§ WRITTEN EXERCISE:
Where the word "source" occurs in a line, return that line.

Excerpts from a figure dataset
★ ★ ★ ★

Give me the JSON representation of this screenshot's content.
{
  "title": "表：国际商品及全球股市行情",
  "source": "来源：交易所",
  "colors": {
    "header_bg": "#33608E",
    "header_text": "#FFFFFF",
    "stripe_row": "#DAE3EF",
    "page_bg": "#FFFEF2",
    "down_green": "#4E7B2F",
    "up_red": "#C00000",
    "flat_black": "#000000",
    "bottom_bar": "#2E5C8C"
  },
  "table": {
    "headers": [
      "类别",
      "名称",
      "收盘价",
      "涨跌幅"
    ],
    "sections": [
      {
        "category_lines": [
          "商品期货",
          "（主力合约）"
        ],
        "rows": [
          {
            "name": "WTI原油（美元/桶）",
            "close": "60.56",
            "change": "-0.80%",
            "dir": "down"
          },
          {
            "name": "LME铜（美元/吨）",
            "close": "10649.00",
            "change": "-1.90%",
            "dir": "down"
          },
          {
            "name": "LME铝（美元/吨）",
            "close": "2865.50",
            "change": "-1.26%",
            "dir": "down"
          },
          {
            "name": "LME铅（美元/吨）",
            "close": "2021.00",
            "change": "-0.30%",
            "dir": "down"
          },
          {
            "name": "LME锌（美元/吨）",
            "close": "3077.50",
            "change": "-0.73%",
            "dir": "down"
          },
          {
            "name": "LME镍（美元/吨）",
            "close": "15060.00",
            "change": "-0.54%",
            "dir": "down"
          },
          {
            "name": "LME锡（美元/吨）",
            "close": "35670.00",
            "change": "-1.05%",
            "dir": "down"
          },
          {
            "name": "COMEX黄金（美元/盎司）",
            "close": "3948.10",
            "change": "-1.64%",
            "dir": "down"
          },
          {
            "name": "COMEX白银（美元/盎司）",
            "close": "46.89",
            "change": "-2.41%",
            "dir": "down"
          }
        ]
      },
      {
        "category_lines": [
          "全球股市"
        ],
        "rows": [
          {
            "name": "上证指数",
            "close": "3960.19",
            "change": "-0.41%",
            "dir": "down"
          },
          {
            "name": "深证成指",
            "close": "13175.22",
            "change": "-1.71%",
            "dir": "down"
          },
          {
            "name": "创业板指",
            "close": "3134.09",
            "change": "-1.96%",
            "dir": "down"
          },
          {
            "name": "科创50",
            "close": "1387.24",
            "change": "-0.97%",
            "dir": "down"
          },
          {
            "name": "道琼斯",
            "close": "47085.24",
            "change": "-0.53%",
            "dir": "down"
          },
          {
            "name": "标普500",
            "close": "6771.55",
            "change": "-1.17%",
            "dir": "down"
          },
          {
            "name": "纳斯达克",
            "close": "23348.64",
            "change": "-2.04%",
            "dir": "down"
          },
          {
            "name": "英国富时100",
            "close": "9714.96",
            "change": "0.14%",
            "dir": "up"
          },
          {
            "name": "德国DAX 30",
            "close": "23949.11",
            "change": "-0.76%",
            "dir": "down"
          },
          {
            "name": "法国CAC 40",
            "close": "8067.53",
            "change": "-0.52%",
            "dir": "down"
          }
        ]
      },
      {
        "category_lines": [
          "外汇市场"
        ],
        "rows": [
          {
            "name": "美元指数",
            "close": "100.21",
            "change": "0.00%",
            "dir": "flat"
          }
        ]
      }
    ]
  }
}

★ ★ ★ ★

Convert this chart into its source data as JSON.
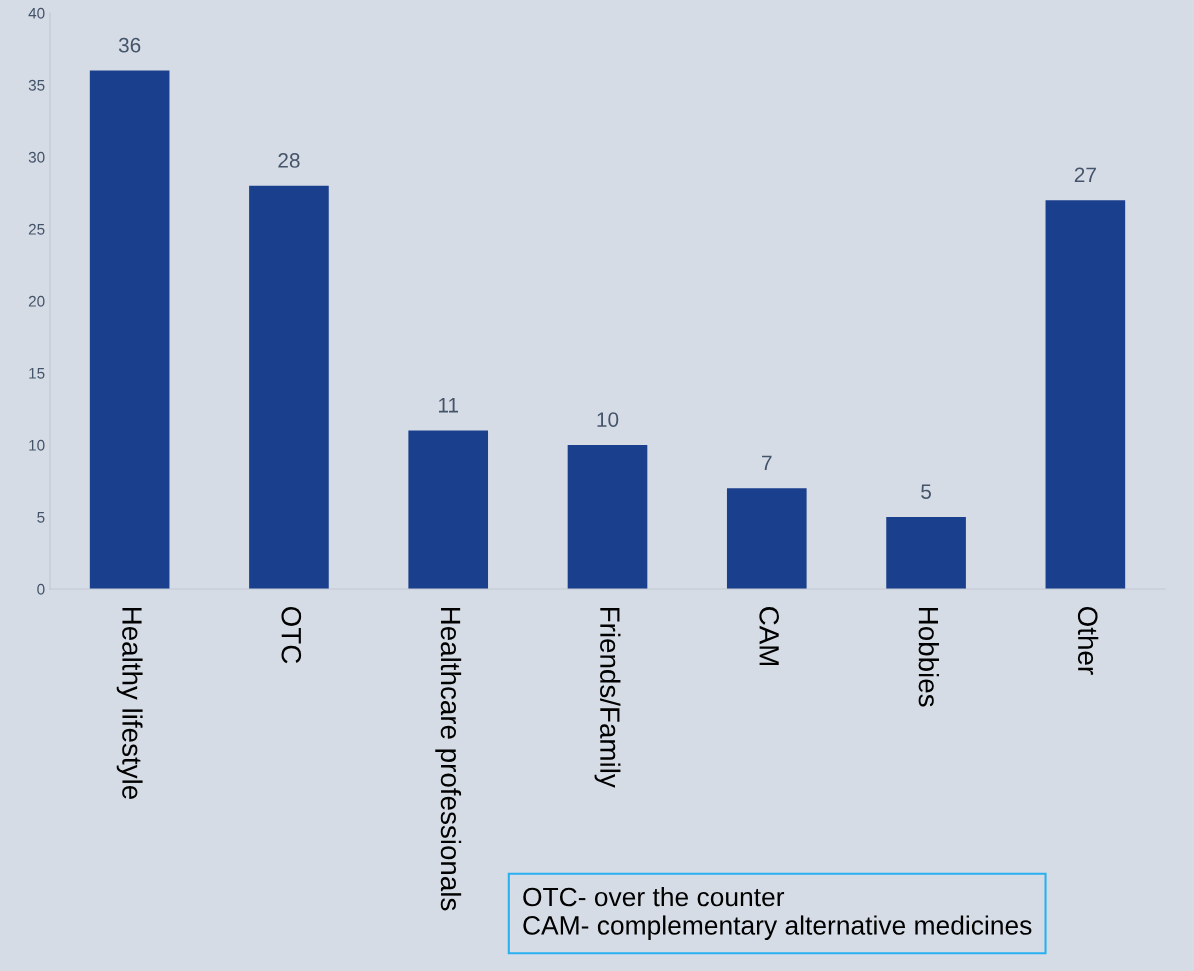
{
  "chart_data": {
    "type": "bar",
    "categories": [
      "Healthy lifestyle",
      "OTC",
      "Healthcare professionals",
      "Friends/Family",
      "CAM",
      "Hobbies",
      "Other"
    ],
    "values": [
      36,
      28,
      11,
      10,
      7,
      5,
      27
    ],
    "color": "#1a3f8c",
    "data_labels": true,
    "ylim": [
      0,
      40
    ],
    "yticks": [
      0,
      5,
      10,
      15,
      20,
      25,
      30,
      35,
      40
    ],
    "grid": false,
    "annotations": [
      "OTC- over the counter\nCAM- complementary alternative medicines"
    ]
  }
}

★ ★ ★ ★

§ THE RESULT:
  "source": "来源：交易所",
Convert this chart into its source data as JSON.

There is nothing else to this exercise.